# [AIM]
Scan the material that follows. Copy every line containing the word "объектов".

---- MATERIAL PROVIDED

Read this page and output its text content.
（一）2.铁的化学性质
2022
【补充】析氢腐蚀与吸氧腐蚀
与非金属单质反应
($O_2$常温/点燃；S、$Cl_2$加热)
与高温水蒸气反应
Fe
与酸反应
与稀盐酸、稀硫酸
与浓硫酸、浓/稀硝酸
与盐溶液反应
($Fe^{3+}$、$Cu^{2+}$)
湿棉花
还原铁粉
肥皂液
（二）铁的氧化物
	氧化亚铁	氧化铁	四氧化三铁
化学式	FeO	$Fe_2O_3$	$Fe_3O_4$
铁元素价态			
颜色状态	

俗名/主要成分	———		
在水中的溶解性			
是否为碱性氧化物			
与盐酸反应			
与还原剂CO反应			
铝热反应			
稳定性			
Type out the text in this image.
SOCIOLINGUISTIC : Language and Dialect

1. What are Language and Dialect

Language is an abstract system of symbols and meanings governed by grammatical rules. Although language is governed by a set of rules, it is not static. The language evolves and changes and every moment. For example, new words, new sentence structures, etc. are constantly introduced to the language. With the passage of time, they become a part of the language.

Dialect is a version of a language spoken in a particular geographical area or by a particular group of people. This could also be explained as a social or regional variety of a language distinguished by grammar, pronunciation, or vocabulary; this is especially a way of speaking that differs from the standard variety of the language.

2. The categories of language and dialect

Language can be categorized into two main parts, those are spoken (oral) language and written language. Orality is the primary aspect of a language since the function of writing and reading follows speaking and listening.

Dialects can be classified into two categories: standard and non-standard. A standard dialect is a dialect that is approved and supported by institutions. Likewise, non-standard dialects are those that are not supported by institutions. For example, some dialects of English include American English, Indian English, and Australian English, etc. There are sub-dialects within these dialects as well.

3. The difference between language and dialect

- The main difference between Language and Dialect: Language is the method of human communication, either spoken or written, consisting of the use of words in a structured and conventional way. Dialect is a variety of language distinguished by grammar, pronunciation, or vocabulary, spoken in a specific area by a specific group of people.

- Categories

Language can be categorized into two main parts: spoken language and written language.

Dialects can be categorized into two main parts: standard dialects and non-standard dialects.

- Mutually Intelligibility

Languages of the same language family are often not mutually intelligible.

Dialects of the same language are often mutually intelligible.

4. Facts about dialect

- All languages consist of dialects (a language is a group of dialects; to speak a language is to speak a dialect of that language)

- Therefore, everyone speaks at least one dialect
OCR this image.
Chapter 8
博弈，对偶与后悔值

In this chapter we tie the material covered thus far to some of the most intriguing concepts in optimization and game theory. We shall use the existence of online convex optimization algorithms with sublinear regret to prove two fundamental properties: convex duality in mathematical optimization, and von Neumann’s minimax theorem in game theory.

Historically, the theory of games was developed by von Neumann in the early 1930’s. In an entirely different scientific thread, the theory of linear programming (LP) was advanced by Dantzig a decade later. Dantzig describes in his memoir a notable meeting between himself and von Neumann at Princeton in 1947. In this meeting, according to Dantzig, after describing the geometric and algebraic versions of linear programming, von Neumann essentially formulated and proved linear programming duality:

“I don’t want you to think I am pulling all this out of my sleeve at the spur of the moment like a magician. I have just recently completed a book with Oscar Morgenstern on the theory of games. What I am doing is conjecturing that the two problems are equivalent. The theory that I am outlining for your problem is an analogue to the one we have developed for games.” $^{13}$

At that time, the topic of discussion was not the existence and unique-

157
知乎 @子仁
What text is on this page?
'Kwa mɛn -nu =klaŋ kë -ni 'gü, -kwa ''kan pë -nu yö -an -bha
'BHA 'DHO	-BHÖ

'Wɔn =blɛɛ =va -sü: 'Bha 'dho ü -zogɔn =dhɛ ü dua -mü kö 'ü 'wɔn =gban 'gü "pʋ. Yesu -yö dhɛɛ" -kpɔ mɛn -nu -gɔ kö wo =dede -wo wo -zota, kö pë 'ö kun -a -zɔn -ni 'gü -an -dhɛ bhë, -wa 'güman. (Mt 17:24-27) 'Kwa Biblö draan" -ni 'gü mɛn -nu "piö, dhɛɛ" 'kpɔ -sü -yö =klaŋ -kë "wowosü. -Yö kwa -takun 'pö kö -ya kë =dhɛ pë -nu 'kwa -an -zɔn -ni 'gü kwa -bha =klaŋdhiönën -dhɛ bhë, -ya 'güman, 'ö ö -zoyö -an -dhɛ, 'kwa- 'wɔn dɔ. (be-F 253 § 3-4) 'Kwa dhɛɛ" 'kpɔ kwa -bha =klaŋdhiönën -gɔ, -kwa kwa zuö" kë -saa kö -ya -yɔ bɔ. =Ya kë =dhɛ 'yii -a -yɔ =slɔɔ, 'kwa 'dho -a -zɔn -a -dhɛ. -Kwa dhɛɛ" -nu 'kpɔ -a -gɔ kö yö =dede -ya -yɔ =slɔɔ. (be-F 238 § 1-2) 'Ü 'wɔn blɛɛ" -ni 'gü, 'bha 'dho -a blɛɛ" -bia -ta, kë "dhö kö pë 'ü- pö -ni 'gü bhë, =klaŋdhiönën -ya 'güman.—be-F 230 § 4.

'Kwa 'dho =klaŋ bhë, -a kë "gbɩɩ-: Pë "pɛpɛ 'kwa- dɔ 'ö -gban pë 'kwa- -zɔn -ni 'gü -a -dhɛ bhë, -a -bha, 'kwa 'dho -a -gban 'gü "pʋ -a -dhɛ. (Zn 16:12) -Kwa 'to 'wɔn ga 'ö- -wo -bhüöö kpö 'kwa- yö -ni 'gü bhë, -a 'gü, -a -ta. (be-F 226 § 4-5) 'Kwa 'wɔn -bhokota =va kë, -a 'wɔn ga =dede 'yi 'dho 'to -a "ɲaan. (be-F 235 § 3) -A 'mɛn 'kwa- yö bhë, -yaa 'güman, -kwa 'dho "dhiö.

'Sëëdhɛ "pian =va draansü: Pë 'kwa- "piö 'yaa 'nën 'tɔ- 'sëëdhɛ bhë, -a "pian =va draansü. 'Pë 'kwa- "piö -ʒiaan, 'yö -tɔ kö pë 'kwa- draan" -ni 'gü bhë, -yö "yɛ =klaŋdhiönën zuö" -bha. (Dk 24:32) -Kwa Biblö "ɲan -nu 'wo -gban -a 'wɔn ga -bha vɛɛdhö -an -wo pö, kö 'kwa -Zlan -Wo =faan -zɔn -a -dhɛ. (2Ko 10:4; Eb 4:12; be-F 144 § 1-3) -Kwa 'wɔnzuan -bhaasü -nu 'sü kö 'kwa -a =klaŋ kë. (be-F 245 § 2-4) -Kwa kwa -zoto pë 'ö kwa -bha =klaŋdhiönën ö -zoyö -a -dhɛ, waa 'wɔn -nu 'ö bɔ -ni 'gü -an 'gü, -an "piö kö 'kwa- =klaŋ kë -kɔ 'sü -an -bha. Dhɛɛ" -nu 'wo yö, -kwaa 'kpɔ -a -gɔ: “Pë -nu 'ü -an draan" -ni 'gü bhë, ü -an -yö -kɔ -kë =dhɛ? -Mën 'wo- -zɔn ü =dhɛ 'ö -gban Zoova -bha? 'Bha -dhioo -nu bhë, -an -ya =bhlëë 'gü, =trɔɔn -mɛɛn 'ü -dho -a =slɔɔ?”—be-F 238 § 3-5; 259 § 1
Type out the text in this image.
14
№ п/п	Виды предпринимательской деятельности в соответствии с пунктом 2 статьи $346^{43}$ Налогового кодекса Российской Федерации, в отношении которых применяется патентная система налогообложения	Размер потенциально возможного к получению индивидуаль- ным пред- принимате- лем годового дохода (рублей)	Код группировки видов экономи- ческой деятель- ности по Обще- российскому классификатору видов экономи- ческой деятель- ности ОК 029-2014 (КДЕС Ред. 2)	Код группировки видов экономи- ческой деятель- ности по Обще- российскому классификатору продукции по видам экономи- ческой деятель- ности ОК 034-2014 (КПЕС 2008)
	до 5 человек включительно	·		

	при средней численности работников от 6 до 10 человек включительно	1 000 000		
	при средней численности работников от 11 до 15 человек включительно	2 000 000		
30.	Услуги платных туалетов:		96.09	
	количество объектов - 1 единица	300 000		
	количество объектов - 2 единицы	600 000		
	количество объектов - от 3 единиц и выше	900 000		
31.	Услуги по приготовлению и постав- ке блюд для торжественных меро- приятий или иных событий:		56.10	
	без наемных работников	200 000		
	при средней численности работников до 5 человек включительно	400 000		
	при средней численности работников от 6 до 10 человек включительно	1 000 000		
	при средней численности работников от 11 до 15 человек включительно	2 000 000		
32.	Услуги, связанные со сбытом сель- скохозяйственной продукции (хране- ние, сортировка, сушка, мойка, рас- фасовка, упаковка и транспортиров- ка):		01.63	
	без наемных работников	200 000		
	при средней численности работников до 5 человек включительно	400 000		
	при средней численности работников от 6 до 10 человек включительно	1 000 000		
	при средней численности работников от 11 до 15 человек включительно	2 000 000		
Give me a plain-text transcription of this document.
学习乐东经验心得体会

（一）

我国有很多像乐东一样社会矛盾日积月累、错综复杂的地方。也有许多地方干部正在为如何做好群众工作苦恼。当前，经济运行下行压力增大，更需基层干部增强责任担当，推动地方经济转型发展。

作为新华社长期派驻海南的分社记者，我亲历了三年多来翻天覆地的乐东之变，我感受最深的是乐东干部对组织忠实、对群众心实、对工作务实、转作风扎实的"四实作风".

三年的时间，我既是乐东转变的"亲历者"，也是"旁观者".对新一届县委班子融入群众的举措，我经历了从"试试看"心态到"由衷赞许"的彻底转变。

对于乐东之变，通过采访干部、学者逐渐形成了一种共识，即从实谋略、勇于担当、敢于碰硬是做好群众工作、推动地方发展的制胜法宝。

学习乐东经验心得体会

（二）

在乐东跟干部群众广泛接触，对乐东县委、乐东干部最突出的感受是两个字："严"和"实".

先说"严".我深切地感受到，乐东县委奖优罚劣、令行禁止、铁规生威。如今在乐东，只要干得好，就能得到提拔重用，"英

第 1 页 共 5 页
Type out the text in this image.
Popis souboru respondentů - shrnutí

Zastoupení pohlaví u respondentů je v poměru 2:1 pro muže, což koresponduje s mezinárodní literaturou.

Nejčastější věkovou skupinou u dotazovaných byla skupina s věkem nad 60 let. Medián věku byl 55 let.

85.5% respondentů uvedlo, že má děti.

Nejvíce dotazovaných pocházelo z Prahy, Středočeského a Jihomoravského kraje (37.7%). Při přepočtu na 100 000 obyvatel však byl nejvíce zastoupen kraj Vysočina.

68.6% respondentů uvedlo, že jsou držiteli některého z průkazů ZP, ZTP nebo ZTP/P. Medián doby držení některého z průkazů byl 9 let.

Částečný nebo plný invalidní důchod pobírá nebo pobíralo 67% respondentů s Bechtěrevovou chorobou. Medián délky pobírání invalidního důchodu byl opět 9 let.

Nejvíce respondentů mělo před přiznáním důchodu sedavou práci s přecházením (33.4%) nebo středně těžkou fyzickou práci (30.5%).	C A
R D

--------

# [THE REPLY]
	количество объектов - 1 единица	300 000		
	количество объектов - 2 единицы	600 000		
	количество объектов - от 3 единиц и выше	900 000		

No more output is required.